▶ STATED PROBLEM
Could you rewrite the material below with every "person-icon" changed to "figure-icon" and everything else left unchanged? Leave the pictures out.

▶ DATA SHOWN
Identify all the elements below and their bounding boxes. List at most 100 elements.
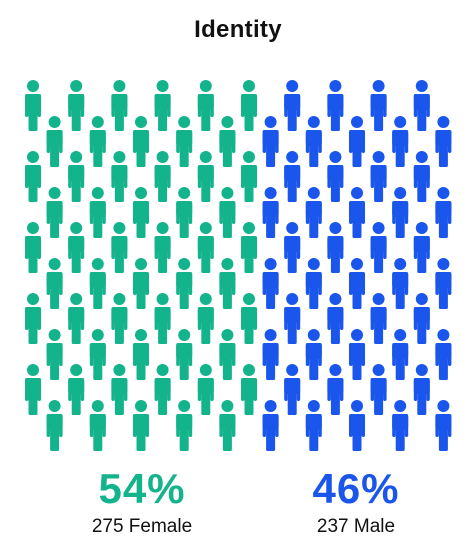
female-percent: 54% xyxy=(98,465,186,512)
person-icon xyxy=(46,116,63,167)
person-icon xyxy=(284,151,301,202)
person-icon xyxy=(392,258,409,309)
person-icon xyxy=(89,329,106,380)
person-icon xyxy=(154,293,171,344)
male-summary: 46% 237 Male xyxy=(256,468,456,538)
person-icon xyxy=(197,293,214,344)
person-icon xyxy=(349,258,365,309)
person-icon xyxy=(89,187,106,238)
person-icon xyxy=(327,293,344,344)
person-icon xyxy=(133,400,149,451)
person-icon xyxy=(133,329,149,380)
person-icon xyxy=(413,151,430,202)
person-icon xyxy=(305,116,322,167)
person-icon xyxy=(305,258,322,309)
person-icon xyxy=(154,222,171,273)
person-icon xyxy=(46,400,63,451)
person-icon xyxy=(111,80,128,131)
person-icon xyxy=(176,329,193,380)
person-icon xyxy=(435,187,452,238)
person-icon xyxy=(349,329,365,380)
person-icon xyxy=(219,187,236,238)
person-icon xyxy=(25,222,41,273)
person-icon xyxy=(370,364,387,415)
person-icon xyxy=(89,400,106,451)
person-icon xyxy=(68,80,85,131)
person-icon xyxy=(435,258,452,309)
person-icon xyxy=(305,187,322,238)
person-icon xyxy=(89,258,106,309)
person-icon xyxy=(241,364,257,415)
chart-title: Identity xyxy=(194,16,282,43)
person-icon xyxy=(176,187,193,238)
person-icon xyxy=(219,116,236,167)
person-icon xyxy=(305,400,322,451)
person-icon xyxy=(413,80,430,131)
person-icon xyxy=(241,151,257,202)
person-icon xyxy=(435,329,452,380)
person-icon xyxy=(111,151,128,202)
person-icon xyxy=(327,222,344,273)
person-icon xyxy=(305,329,322,380)
person-icon xyxy=(262,329,279,380)
person-icon xyxy=(284,364,301,415)
person-icon xyxy=(176,400,193,451)
person-icon xyxy=(241,222,257,273)
person-icon xyxy=(413,293,430,344)
person-icon xyxy=(413,222,430,273)
person-icon xyxy=(370,80,387,131)
person-icon xyxy=(197,80,214,131)
female-summary: 54% 275 Female xyxy=(42,468,242,538)
person-icon xyxy=(46,329,63,380)
person-icon xyxy=(133,187,149,238)
person-icon xyxy=(327,151,344,202)
person-icon xyxy=(262,116,279,167)
person-icon xyxy=(133,116,149,167)
person-icon xyxy=(176,258,193,309)
person-icon xyxy=(25,364,41,415)
person-icon xyxy=(68,151,85,202)
person-icon xyxy=(133,258,149,309)
person-icon xyxy=(435,116,452,167)
female-count-label: 275 Female xyxy=(91,516,193,537)
person-icon xyxy=(349,187,365,238)
person-icon xyxy=(392,400,409,451)
person-icon xyxy=(197,222,214,273)
person-icon xyxy=(392,116,409,167)
person-icon xyxy=(262,187,279,238)
person-icon xyxy=(370,293,387,344)
person-icon xyxy=(111,222,128,273)
person-icon xyxy=(111,293,128,344)
person-icon xyxy=(219,329,236,380)
person-icon xyxy=(435,400,452,451)
person-icon xyxy=(176,116,193,167)
person-icon xyxy=(154,80,171,131)
person-icon xyxy=(68,364,85,415)
male-count-label: 237 Male xyxy=(316,516,396,537)
person-icon xyxy=(349,116,365,167)
person-icon xyxy=(241,293,257,344)
person-icon xyxy=(327,80,344,131)
person-icon xyxy=(392,187,409,238)
person-icon xyxy=(327,364,344,415)
person-icon xyxy=(284,222,301,273)
person-icon xyxy=(392,329,409,380)
person-icon xyxy=(25,80,41,131)
person-icon xyxy=(46,258,63,309)
person-icon xyxy=(197,364,214,415)
person-icon xyxy=(111,364,128,415)
person-icon xyxy=(68,293,85,344)
person-icon xyxy=(262,400,279,451)
person-icon xyxy=(370,151,387,202)
person-icon xyxy=(68,222,85,273)
person-icon xyxy=(219,400,236,451)
person-icon xyxy=(25,293,41,344)
person-icon xyxy=(25,151,41,202)
person-icon xyxy=(89,116,106,167)
person-icon xyxy=(413,364,430,415)
person-icon xyxy=(219,258,236,309)
person-icon xyxy=(370,222,387,273)
person-icon xyxy=(197,151,214,202)
person-icon xyxy=(241,80,257,131)
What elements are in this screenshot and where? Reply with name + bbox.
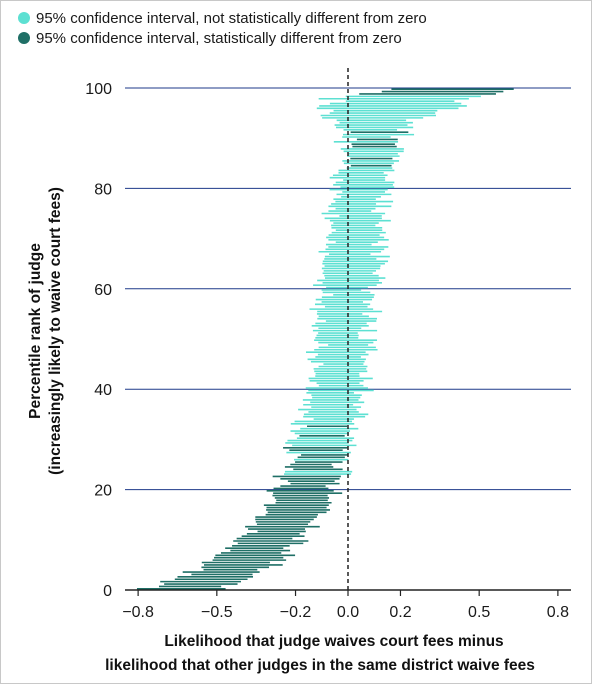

▶ THE OUTPUT
Identify all the elements below and their bounding boxes. List at most 100 elements.
female-percent: 54% xyxy=(98,465,186,512)
figure-icon xyxy=(46,116,63,167)
figure-icon xyxy=(284,151,301,202)
figure-icon xyxy=(392,258,409,309)
figure-icon xyxy=(89,329,106,380)
figure-icon xyxy=(154,293,171,344)
male-summary: 46% 237 Male xyxy=(256,468,456,538)
figure-icon xyxy=(197,293,214,344)
figure-icon xyxy=(349,258,365,309)
figure-icon xyxy=(89,187,106,238)
figure-icon xyxy=(327,293,344,344)
figure-icon xyxy=(133,400,149,451)
figure-icon xyxy=(133,329,149,380)
figure-icon xyxy=(413,151,430,202)
figure-icon xyxy=(305,116,322,167)
figure-icon xyxy=(305,258,322,309)
figure-icon xyxy=(154,222,171,273)
figure-icon xyxy=(46,400,63,451)
figure-icon xyxy=(111,80,128,131)
figure-icon xyxy=(176,329,193,380)
figure-icon xyxy=(435,187,452,238)
figure-icon xyxy=(349,329,365,380)
figure-icon xyxy=(219,187,236,238)
figure-icon xyxy=(25,222,41,273)
figure-icon xyxy=(370,364,387,415)
figure-icon xyxy=(89,400,106,451)
figure-icon xyxy=(68,80,85,131)
figure-icon xyxy=(435,258,452,309)
figure-icon xyxy=(305,187,322,238)
figure-icon xyxy=(89,258,106,309)
figure-icon xyxy=(241,364,257,415)
chart-title: Identity xyxy=(194,16,282,43)
figure-icon xyxy=(176,187,193,238)
figure-icon xyxy=(219,116,236,167)
figure-icon xyxy=(305,400,322,451)
figure-icon xyxy=(413,80,430,131)
figure-icon xyxy=(241,151,257,202)
figure-icon xyxy=(435,329,452,380)
figure-icon xyxy=(111,151,128,202)
figure-icon xyxy=(327,222,344,273)
figure-icon xyxy=(305,329,322,380)
figure-icon xyxy=(262,329,279,380)
figure-icon xyxy=(284,364,301,415)
figure-icon xyxy=(176,400,193,451)
figure-icon xyxy=(241,222,257,273)
figure-icon xyxy=(413,293,430,344)
figure-icon xyxy=(413,222,430,273)
figure-icon xyxy=(370,80,387,131)
figure-icon xyxy=(197,80,214,131)
female-summary: 54% 275 Female xyxy=(42,468,242,538)
figure-icon xyxy=(46,329,63,380)
figure-icon xyxy=(133,187,149,238)
figure-icon xyxy=(327,151,344,202)
figure-icon xyxy=(262,116,279,167)
figure-icon xyxy=(133,116,149,167)
figure-icon xyxy=(176,258,193,309)
figure-icon xyxy=(25,364,41,415)
figure-icon xyxy=(68,151,85,202)
figure-icon xyxy=(133,258,149,309)
figure-icon xyxy=(435,116,452,167)
female-count-label: 275 Female xyxy=(91,516,193,537)
figure-icon xyxy=(349,187,365,238)
figure-icon xyxy=(392,400,409,451)
figure-icon xyxy=(197,222,214,273)
figure-icon xyxy=(392,116,409,167)
figure-icon xyxy=(262,187,279,238)
figure-icon xyxy=(370,293,387,344)
figure-icon xyxy=(111,222,128,273)
figure-icon xyxy=(111,293,128,344)
figure-icon xyxy=(219,329,236,380)
figure-icon xyxy=(435,400,452,451)
figure-icon xyxy=(176,116,193,167)
figure-icon xyxy=(154,80,171,131)
figure-icon xyxy=(68,364,85,415)
male-count-label: 237 Male xyxy=(316,516,396,537)
figure-icon xyxy=(349,116,365,167)
figure-icon xyxy=(241,293,257,344)
figure-icon xyxy=(327,80,344,131)
figure-icon xyxy=(392,187,409,238)
figure-icon xyxy=(327,364,344,415)
figure-icon xyxy=(284,222,301,273)
figure-icon xyxy=(392,329,409,380)
figure-icon xyxy=(25,80,41,131)
figure-icon xyxy=(46,258,63,309)
figure-icon xyxy=(197,364,214,415)
figure-icon xyxy=(111,364,128,415)
figure-icon xyxy=(68,293,85,344)
figure-icon xyxy=(262,400,279,451)
figure-icon xyxy=(370,151,387,202)
figure-icon xyxy=(68,222,85,273)
figure-icon xyxy=(219,400,236,451)
figure-icon xyxy=(25,293,41,344)
figure-icon xyxy=(25,151,41,202)
figure-icon xyxy=(89,116,106,167)
figure-icon xyxy=(413,364,430,415)
figure-icon xyxy=(219,258,236,309)
figure-icon xyxy=(370,222,387,273)
figure-icon xyxy=(197,151,214,202)
figure-icon xyxy=(241,80,257,131)
What elements are in this screenshot and where? Reply with name + bbox.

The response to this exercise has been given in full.